= EXERCISE GOAL =
Records follow. Select each line holding "brush".

─── INPUT FOR THIS TASK ───

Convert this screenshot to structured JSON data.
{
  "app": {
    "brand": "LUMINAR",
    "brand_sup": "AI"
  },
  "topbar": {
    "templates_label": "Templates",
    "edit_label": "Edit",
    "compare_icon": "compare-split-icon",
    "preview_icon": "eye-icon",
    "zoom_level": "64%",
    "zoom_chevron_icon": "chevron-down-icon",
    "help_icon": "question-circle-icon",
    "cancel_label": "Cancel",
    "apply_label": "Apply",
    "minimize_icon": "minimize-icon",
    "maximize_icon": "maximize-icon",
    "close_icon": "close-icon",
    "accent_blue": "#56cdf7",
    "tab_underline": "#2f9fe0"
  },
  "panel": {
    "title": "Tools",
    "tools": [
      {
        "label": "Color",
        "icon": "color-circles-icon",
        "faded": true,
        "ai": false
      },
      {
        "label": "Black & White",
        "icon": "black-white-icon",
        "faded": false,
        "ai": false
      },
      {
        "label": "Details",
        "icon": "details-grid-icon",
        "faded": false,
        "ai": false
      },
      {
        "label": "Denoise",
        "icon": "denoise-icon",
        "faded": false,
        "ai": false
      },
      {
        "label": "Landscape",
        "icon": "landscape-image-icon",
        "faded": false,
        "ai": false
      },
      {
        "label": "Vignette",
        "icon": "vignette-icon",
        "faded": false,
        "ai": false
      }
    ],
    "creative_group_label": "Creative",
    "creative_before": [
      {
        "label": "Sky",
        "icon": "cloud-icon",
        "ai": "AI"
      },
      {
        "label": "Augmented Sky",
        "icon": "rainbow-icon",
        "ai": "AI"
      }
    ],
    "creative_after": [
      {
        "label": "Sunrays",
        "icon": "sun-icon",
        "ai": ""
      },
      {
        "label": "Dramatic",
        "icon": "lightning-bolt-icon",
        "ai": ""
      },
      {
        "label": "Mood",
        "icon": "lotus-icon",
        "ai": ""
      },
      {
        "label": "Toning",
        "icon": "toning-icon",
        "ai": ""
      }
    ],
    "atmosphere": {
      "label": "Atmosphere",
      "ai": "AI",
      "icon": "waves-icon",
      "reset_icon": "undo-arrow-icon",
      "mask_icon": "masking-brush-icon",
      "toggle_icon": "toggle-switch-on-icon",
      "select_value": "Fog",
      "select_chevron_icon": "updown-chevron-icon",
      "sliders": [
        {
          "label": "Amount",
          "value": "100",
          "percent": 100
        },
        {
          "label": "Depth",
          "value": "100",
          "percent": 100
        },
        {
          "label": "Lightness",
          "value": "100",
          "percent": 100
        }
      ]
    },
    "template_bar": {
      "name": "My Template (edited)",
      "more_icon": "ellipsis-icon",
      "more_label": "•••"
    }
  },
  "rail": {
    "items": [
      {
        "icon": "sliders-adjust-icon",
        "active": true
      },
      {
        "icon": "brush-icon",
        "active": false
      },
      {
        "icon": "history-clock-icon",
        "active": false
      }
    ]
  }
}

───

= ANSWER =
      "mask_icon": "masking-brush-icon",
        "icon": "brush-icon",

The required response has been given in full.